• **Instruction**: What lines of the data include the string "chaleur"? Copy them all.
----
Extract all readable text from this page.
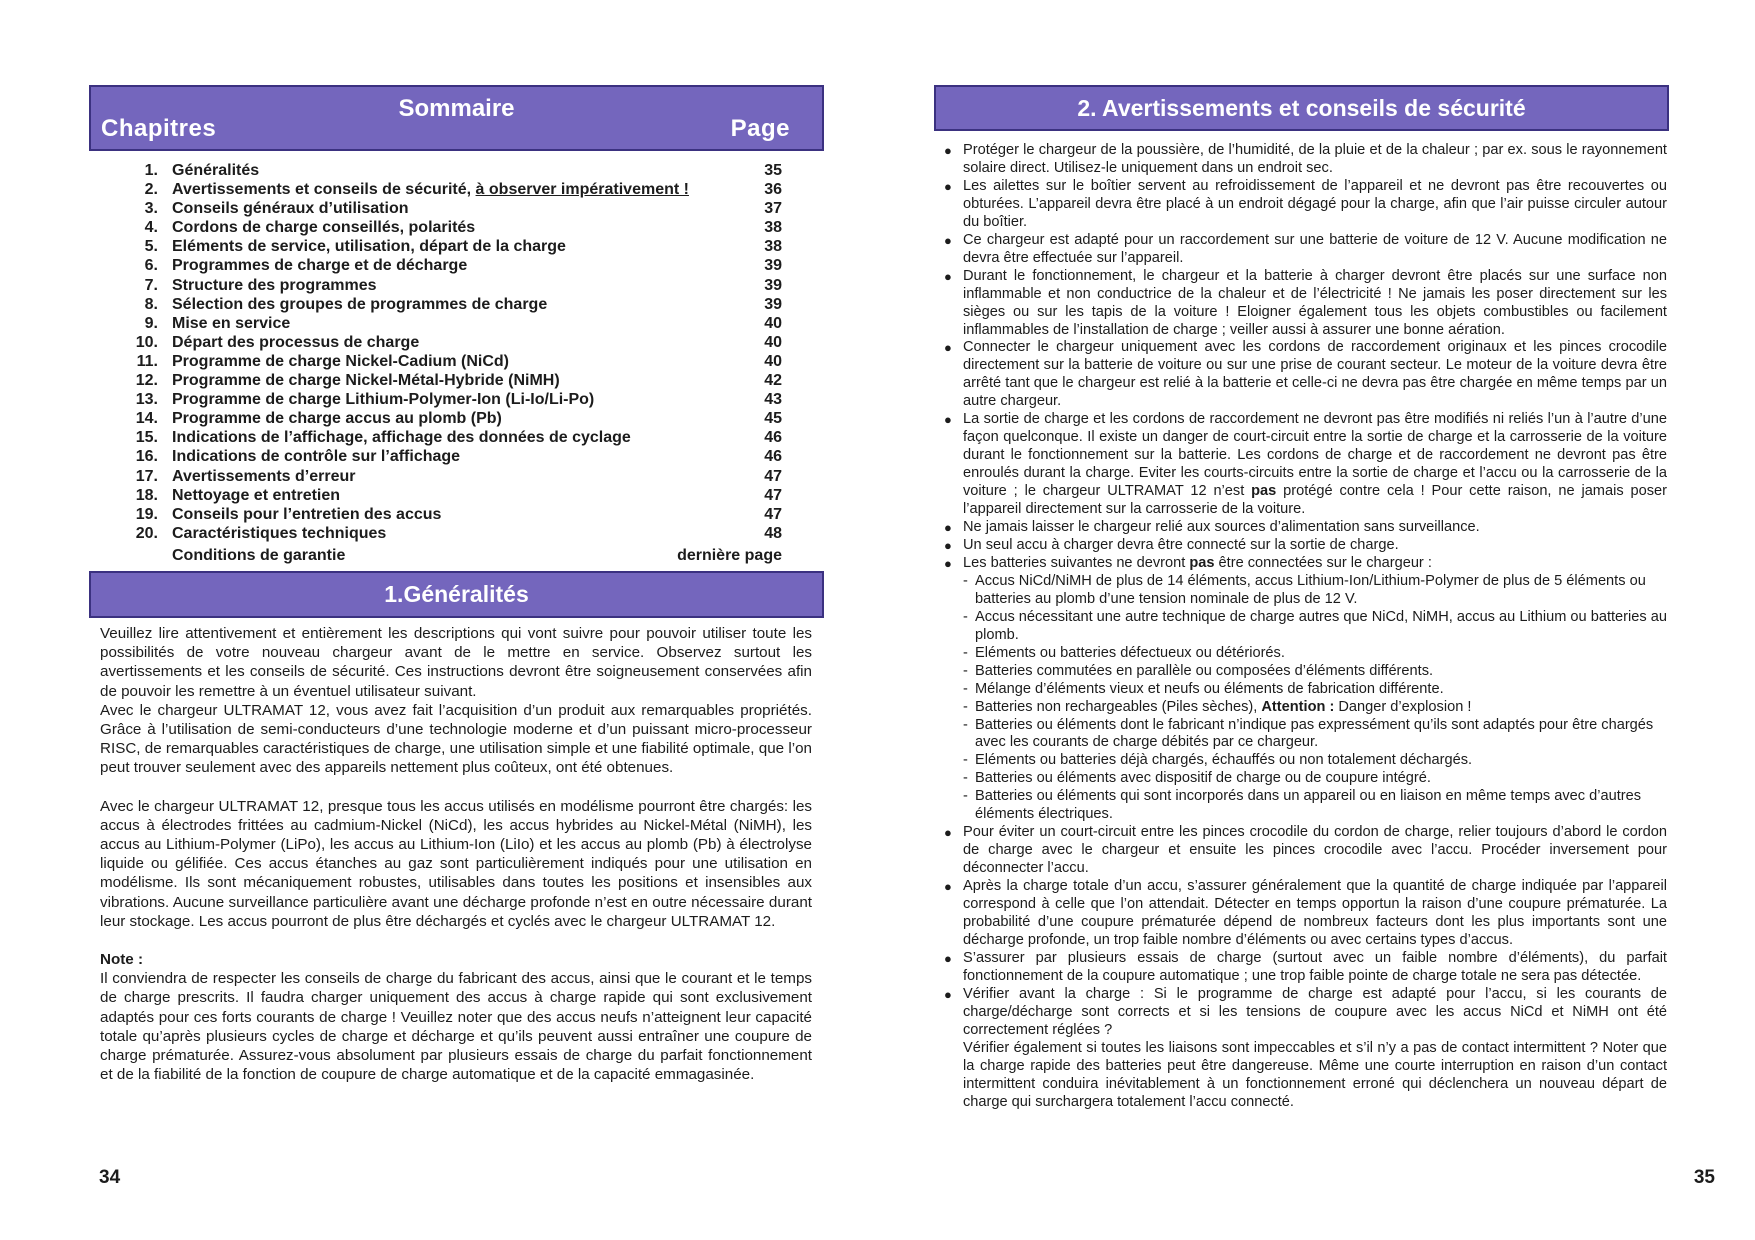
Sommaire
Chapitres	Page
1. Généralités	35
2. Avertissements et conseils de sécurité, à observer impérativement !	36
3. Conseils généraux d’utilisation	37
4. Cordons de charge conseillés, polarités	38
5. Eléments de service, utilisation, départ de la charge	38
6. Programmes de charge et de décharge	39
7. Structure des programmes	39
8. Sélection des groupes de programmes de charge	39
9. Mise en service	40
10. Départ des processus de charge	40
11. Programme de charge Nickel-Cadium (NiCd)	40
12. Programme de charge Nickel-Métal-Hybride (NiMH)	42
13. Programme de charge Lithium-Polymer-Ion (Li-Io/Li-Po)	43
14. Programme de charge accus au plomb (Pb)	45
15. Indications de l’affichage, affichage des données de cyclage	46
16. Indications de contrôle sur l’affichage	46
17. Avertissements d’erreur	47
18. Nettoyage et entretien	47
19. Conseils pour l’entretien des accus	47
20. Caractéristiques techniques	48
Conditions de garantie	dernière page
1.Généralités

Veuillez lire attentivement et entièrement les descriptions qui vont suivre pour pouvoir utiliser toute les possibilités de votre nouveau chargeur avant de le mettre en service. Observez surtout les avertissements et les conseils de sécurité. Ces instructions devront être soigneusement conservées afin de pouvoir les remettre à un éventuel utilisateur suivant.

Avec le chargeur ULTRAMAT 12, vous avez fait l’acquisition d’un produit aux remarquables propriétés. Grâce à l’utilisation de semi-conducteurs d’une technologie moderne et d’un puissant micro-processeur RISC, de remarquables caractéristiques de charge, une utilisation simple et une fiabilité optimale, que l’on peut trouver seulement avec des appareils nettement plus coûteux, ont été obtenues.

Avec le chargeur ULTRAMAT 12, presque tous les accus utilisés en modélisme pourront être chargés: les accus à électrodes frittées au cadmium-Nickel (NiCd), les accus hybrides au Nickel-Métal (NiMH), les accus au Lithium-Polymer (LiPo), les accus au Lithium-Ion (LiIo) et les accus au plomb (Pb) à électrolyse liquide ou gélifiée. Ces accus étanches au gaz sont particulièrement indiqués pour une utilisation en modélisme. Ils sont mécaniquement robustes, utilisables dans toutes les positions et insensibles aux vibrations. Aucune surveillance particulière avant une décharge profonde n’est en outre nécessaire durant leur stockage. Les accus pourront de plus être déchargés et cyclés avec le chargeur ULTRAMAT 12.

Note :

Il conviendra de respecter les conseils de charge du fabricant des accus, ainsi que le courant et le temps de charge prescrits. Il faudra charger uniquement des accus à charge rapide qui sont exclusivement adaptés pour ces forts courants de charge ! Veuillez noter que des accus neufs n’atteignent leur capacité totale qu’après plusieurs cycles de charge et décharge et qu’ils peuvent aussi entraîner une coupure de charge prématurée. Assurez-vous absolument par plusieurs essais de charge du parfait fonctionnement et de la fiabilité de la fonction de coupure de charge automatique et de la capacité emmagasinée.

34
2. Avertissements et conseils de sécurité
● Protéger le chargeur de la poussière, de l’humidité, de la pluie et de la chaleur ; par ex. sous le rayonnement solaire direct. Utilisez-le uniquement dans un endroit sec.
● Les ailettes sur le boîtier servent au refroidissement de l’appareil et ne devront pas être recouvertes ou obturées. L’appareil devra être placé à un endroit dégagé pour la charge, afin que l’air puisse circuler autour du boîtier.
● Ce chargeur est adapté pour un raccordement sur une batterie de voiture de 12 V. Aucune modification ne devra être effectuée sur l’appareil.
● Durant le fonctionnement, le chargeur et la batterie à charger devront être placés sur une surface non inflammable et non conductrice de la chaleur et de l’électricité ! Ne jamais les poser directement sur les sièges ou sur les tapis de la voiture ! Eloigner également tous les objets combustibles ou facilement inflammables de l’installation de charge ; veiller aussi à assurer une bonne aération.
● Connecter le chargeur uniquement avec les cordons de raccordement originaux et les pinces crocodile directement sur la batterie de voiture ou sur une prise de courant secteur. Le moteur de la voiture devra être arrêté tant que le chargeur est relié à la batterie et celle-ci ne devra pas être chargée en même temps par un autre chargeur.
● La sortie de charge et les cordons de raccordement ne devront pas être modifiés ni reliés l’un à l’autre d’une façon quelconque. Il existe un danger de court-circuit entre la sortie de charge et la carrosserie de la voiture durant le fonctionnement sur la batterie. Les cordons de charge et de raccordement ne devront pas être enroulés durant la charge. Eviter les courts-circuits entre la sortie de charge et l’accu ou la carrosserie de la voiture ; le chargeur ULTRAMAT 12 n’est pas protégé contre cela ! Pour cette raison, ne jamais poser l’appareil directement sur la carrosserie de la voiture.
● Ne jamais laisser le chargeur relié aux sources d’alimentation sans surveillance.
● Un seul accu à charger devra être connecté sur la sortie de charge.
● Les batteries suivantes ne devront pas être connectées sur le chargeur :
- Accus NiCd/NiMH de plus de 14 éléments, accus Lithium-Ion/Lithium-Polymer de plus de 5 éléments ou batteries au plomb d’une tension nominale de plus de 12 V.
- Accus nécessitant une autre technique de charge autres que NiCd, NiMH, accus au Lithium ou batteries au plomb.
- Eléments ou batteries défectueux ou détériorés.
- Batteries commutées en parallèle ou composées d’éléments différents.
- Mélange d’éléments vieux et neufs ou éléments de fabrication différente.
- Batteries non rechargeables (Piles sèches), Attention : Danger d’explosion !
- Batteries ou éléments dont le fabricant n’indique pas expressément qu’ils sont adaptés pour être chargés avec les courants de charge débités par ce chargeur.
- Eléments ou batteries déjà chargés, échauffés ou non totalement déchargés.
- Batteries ou éléments avec dispositif de charge ou de coupure intégré.
- Batteries ou éléments qui sont incorporés dans un appareil ou en liaison en même temps avec d’autres éléments électriques.
● Pour éviter un court-circuit entre les pinces crocodile du cordon de charge, relier toujours d’abord le cordon de charge avec le chargeur et ensuite les pinces crocodile avec l’accu. Procéder inversement pour déconnecter l’accu.
● Après la charge totale d’un accu, s’assurer généralement que la quantité de charge indiquée par l’appareil correspond à celle que l’on attendait. Détecter en temps opportun la raison d’une coupure prématurée. La probabilité d’une coupure prématurée dépend de nombreux facteurs dont les plus importants sont une décharge profonde, un trop faible nombre d’éléments ou avec certains types d’accus.
● S’assurer par plusieurs essais de charge (surtout avec un faible nombre d’éléments), du parfait fonctionnement de la coupure automatique ; une trop faible pointe de charge totale ne sera pas détectée.
● Vérifier avant la charge : Si le programme de charge est adapté pour l’accu, si les courants de charge/décharge sont corrects et si les tensions de coupure avec les accus NiCd et NiMH ont été correctement réglées ?
Vérifier également si toutes les liaisons sont impeccables et s’il n’y a pas de contact intermittent ? Noter que la charge rapide des batteries peut être dangereuse. Même une courte interruption en raison d’un contact intermittent conduira inévitablement à un fonctionnement erroné qui déclenchera un nouveau départ de charge qui surchargera totalement l’accu connecté.
35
----
• **Reply to the exercise**:
● Protéger le chargeur de la poussière, de l’humidité, de la pluie et de la chaleur ; par ex. sous le rayonnement solaire direct. Utilisez-le uniquement dans un endroit sec.
● Durant le fonctionnement, le chargeur et la batterie à charger devront être placés sur une surface non inflammable et non conductrice de la chaleur et de l’électricité ! Ne jamais les poser directement sur les sièges ou sur les tapis de la voiture ! Eloigner également tous les objets combustibles ou facilement inflammables de l’installation de charge ; veiller aussi à assurer une bonne aération.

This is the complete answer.